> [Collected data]
────────

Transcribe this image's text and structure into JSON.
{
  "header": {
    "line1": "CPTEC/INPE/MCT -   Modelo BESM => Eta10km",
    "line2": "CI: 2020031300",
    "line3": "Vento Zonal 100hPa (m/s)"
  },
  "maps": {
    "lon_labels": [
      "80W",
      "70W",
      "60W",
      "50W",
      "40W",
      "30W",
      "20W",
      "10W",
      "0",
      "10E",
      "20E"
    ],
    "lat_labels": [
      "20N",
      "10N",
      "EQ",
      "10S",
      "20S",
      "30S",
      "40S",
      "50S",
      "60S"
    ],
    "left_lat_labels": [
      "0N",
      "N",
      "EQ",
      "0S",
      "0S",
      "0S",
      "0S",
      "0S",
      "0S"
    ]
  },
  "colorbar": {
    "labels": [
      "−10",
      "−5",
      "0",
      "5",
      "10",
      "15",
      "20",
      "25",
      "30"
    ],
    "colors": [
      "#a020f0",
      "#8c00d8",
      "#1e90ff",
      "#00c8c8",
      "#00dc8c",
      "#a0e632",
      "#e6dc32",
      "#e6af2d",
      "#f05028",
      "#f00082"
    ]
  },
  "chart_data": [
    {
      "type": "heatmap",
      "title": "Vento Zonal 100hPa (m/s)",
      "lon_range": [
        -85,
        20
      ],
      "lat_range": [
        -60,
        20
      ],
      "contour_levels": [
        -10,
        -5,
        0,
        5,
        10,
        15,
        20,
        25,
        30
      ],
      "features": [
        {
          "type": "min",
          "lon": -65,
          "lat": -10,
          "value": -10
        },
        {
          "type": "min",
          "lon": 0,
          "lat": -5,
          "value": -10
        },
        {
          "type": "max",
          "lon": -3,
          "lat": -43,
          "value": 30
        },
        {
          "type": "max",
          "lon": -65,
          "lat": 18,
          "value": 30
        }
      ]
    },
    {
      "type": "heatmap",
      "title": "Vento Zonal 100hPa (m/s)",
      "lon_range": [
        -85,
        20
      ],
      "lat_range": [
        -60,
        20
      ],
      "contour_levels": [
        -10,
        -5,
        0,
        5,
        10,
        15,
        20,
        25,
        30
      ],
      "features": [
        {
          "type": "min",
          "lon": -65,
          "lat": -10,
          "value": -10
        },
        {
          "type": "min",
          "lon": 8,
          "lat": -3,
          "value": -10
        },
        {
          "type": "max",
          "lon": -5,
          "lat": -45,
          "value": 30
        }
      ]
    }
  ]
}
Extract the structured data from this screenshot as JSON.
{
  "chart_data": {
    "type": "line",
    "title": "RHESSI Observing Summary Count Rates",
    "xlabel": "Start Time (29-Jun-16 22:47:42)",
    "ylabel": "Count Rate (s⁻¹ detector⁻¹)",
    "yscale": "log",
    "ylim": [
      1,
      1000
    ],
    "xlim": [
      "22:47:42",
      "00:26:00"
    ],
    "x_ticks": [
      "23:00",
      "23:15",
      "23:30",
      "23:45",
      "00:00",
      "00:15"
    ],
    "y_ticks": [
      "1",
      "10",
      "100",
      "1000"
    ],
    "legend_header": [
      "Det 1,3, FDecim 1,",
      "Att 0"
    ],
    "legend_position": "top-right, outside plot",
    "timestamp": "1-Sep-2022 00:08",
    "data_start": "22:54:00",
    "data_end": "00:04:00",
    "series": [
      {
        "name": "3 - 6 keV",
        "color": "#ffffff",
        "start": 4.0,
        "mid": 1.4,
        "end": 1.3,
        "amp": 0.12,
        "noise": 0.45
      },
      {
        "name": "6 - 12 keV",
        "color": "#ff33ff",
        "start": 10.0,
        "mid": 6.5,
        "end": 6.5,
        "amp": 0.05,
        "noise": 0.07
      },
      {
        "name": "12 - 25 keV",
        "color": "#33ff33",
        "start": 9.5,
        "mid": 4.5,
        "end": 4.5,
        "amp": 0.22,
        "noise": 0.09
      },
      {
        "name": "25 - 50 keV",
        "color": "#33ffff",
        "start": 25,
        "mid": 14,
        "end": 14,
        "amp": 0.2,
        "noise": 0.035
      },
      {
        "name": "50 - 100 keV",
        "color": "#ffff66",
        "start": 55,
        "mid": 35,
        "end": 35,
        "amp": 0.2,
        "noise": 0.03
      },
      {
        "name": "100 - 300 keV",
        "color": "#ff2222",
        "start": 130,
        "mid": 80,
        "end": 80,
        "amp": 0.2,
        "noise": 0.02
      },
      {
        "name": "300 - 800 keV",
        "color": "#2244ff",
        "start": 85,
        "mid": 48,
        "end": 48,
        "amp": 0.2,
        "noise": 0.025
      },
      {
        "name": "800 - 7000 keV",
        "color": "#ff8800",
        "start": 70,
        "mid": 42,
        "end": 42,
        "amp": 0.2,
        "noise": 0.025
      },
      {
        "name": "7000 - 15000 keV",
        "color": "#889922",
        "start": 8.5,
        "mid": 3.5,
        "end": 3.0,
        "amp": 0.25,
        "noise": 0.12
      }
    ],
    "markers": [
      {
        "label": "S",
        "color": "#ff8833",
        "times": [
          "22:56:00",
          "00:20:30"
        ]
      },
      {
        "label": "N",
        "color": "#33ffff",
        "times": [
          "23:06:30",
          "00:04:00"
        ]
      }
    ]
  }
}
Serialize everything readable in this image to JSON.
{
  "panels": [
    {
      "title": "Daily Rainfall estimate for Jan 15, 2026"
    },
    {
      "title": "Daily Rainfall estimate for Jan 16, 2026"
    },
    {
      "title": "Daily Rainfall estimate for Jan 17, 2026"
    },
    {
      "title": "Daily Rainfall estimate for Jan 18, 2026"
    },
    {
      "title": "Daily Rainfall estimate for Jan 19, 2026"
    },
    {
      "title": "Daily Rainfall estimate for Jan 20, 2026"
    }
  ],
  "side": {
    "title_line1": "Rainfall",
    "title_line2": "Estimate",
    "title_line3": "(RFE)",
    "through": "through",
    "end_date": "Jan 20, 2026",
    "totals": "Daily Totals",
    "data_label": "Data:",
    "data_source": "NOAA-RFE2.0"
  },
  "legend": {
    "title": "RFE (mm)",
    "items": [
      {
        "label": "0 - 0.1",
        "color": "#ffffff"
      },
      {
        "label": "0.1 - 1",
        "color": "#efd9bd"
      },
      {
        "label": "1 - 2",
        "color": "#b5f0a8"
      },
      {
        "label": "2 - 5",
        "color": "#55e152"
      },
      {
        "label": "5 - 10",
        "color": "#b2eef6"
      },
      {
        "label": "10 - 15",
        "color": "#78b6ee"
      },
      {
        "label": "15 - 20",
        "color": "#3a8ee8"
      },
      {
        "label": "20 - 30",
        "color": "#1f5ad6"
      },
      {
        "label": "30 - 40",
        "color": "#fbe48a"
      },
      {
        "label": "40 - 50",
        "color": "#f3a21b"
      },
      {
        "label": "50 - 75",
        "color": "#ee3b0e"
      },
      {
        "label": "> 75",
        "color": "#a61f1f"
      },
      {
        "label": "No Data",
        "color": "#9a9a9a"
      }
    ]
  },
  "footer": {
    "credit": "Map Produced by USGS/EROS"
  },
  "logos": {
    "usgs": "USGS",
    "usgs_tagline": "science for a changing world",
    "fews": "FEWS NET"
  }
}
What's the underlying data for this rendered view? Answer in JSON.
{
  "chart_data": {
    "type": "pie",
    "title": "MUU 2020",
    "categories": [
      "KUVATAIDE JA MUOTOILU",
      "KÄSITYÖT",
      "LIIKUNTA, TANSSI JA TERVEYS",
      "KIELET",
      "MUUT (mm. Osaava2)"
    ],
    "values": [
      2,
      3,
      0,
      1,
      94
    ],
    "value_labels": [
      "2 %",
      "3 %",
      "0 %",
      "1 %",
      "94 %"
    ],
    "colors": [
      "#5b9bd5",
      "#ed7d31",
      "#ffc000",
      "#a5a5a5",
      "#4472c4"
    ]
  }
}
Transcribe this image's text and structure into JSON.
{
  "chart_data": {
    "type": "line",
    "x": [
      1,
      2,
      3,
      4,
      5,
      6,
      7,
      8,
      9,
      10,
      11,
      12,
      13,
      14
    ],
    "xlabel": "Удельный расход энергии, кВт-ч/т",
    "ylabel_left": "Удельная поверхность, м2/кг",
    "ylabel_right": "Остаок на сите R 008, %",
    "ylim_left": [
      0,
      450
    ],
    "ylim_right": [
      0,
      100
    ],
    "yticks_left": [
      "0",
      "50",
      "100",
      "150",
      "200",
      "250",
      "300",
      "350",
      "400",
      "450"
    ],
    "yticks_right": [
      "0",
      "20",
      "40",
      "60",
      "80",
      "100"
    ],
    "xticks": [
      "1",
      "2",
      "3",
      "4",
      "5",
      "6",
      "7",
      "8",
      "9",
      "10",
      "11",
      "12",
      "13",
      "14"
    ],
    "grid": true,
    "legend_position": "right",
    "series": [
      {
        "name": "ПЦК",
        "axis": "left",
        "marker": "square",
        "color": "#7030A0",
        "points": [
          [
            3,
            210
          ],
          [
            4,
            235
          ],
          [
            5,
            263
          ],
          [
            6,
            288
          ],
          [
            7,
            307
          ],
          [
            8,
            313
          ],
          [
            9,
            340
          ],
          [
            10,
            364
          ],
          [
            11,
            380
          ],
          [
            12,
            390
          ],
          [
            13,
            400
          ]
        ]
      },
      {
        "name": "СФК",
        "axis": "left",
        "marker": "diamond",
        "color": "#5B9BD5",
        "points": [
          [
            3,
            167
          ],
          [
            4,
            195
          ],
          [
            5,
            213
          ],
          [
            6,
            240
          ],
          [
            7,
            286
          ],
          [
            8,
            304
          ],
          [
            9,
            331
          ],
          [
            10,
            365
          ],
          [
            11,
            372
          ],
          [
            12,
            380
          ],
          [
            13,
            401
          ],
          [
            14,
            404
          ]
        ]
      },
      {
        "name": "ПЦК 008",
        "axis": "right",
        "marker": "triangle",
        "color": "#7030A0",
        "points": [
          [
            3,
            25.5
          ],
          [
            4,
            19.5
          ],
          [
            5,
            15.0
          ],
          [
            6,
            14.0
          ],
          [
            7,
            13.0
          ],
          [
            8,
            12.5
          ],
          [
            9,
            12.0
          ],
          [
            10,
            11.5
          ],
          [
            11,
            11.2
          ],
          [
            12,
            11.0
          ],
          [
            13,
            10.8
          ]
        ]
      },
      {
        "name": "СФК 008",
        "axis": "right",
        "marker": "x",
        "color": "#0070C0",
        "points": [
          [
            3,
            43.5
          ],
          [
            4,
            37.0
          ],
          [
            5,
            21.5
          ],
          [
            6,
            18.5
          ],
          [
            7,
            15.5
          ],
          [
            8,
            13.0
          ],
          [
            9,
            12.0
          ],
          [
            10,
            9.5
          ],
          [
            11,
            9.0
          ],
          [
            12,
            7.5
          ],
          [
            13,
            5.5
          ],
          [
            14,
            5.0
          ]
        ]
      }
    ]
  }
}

────────

> [REQUIREMENT] From the data above, work out how many lines contain the string "this" and reply with only the number.

> [PROBLEM SOLUTION] 5